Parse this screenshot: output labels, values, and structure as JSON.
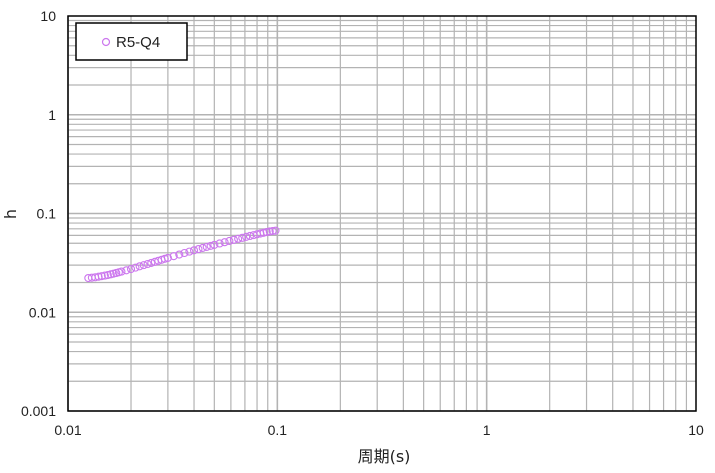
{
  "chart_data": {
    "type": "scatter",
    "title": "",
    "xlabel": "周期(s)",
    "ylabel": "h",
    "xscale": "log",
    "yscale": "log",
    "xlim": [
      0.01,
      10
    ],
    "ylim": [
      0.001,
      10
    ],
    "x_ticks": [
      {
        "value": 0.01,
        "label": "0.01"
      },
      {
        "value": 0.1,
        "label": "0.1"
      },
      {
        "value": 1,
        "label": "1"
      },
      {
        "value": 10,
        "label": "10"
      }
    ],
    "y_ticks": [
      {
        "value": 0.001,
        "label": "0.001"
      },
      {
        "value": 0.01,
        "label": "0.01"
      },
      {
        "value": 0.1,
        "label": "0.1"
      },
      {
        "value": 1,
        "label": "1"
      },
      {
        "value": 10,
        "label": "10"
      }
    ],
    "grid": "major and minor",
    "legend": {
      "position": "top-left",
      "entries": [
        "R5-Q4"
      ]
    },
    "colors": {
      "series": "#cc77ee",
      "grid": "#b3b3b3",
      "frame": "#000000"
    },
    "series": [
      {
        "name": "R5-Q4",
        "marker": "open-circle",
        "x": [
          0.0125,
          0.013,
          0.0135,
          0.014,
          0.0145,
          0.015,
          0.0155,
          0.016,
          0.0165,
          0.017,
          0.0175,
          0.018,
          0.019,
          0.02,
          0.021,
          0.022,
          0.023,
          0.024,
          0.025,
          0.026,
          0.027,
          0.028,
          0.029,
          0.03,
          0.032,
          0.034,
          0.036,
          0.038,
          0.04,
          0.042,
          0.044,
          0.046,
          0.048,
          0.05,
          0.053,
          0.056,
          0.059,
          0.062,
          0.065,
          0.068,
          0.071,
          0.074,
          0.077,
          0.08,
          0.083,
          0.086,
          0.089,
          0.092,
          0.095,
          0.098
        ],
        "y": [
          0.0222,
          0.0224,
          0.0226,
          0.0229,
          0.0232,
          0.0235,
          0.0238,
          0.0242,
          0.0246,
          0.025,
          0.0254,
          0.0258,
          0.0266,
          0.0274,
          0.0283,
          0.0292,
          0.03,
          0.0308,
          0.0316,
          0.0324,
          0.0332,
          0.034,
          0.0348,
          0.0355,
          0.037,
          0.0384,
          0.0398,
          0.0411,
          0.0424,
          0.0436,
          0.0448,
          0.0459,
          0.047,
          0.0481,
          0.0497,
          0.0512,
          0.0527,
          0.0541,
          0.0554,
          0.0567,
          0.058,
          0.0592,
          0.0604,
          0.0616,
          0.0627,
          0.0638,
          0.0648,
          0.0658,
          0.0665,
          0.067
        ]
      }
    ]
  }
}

* * *

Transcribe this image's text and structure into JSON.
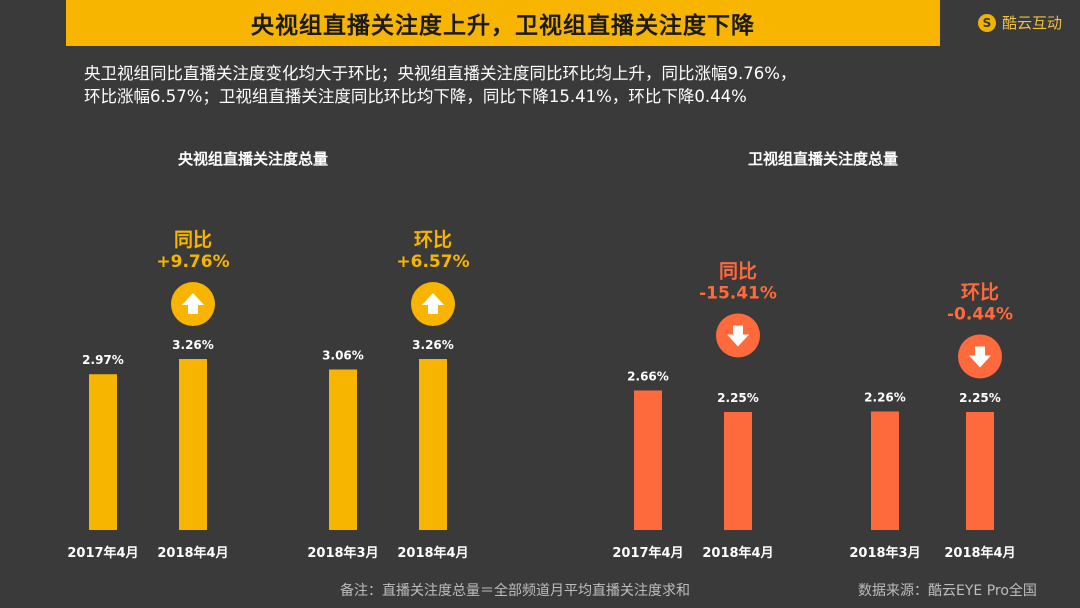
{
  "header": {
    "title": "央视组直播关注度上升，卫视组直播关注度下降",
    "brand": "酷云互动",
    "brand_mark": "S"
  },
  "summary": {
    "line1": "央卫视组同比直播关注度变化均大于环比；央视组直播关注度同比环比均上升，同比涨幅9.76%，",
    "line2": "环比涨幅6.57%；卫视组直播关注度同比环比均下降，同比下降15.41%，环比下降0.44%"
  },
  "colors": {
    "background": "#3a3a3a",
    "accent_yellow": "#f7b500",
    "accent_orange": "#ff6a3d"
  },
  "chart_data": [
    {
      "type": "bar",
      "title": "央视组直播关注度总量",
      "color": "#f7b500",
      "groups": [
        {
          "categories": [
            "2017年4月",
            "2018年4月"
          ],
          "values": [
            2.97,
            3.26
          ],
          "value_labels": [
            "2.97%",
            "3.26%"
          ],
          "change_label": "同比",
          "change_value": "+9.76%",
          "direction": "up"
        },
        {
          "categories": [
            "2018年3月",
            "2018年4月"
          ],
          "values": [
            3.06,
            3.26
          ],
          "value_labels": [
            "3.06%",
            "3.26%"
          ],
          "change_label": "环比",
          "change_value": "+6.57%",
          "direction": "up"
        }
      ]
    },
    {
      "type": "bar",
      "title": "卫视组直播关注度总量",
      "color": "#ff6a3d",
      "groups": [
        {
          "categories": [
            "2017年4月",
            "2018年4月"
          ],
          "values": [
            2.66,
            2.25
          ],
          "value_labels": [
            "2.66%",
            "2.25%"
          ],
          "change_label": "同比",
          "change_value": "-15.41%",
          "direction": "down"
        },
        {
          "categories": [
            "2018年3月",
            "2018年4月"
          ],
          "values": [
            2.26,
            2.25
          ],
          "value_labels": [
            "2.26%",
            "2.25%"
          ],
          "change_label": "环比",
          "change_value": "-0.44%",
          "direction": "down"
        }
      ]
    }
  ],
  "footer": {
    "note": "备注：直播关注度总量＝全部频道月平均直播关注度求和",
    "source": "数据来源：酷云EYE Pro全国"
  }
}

What the task asks = Looking at the records above, work out how many lines include the string "structure". Give the number and nothing else.

Result of the exercise = 2